(Dataset items)
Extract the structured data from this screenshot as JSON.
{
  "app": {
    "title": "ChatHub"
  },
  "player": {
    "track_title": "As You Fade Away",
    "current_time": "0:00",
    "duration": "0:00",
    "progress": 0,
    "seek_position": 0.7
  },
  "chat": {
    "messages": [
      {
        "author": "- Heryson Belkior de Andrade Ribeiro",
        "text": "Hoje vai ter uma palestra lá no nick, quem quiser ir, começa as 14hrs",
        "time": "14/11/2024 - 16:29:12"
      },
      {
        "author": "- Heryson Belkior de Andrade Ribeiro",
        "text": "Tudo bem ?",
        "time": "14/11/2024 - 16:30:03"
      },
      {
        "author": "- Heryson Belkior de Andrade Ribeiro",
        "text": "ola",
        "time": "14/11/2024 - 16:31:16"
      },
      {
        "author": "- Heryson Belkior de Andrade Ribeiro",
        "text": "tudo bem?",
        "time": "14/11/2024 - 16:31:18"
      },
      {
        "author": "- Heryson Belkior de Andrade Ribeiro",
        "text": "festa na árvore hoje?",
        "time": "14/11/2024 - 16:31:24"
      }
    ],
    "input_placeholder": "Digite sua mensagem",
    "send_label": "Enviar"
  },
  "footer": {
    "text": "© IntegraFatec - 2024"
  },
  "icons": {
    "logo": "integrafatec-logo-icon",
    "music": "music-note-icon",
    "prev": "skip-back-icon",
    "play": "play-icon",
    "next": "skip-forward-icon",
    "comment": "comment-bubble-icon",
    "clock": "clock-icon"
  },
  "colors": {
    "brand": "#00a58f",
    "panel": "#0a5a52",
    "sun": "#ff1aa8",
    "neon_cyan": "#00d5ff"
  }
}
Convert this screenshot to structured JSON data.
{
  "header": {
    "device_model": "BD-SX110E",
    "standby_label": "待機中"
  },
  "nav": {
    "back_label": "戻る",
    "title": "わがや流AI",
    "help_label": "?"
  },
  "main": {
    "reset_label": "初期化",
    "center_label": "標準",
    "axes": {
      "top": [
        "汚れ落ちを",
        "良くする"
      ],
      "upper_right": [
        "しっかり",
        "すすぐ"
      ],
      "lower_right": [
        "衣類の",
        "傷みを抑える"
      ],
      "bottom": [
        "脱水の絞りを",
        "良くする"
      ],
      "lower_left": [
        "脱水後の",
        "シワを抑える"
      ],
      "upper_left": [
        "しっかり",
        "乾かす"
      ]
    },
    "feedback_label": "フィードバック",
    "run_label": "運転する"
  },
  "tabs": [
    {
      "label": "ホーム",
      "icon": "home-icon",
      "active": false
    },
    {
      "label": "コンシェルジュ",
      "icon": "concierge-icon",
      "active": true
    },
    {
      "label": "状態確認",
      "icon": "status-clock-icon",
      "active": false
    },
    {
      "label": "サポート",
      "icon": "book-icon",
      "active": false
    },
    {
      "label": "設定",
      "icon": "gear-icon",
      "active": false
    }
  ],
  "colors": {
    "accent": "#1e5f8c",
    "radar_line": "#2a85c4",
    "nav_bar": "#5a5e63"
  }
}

*Exercise brief*. Copy each line of the preceding data that contains the string "skip".

*Written response*.
    "prev": "skip-back-icon",
    "next": "skip-forward-icon",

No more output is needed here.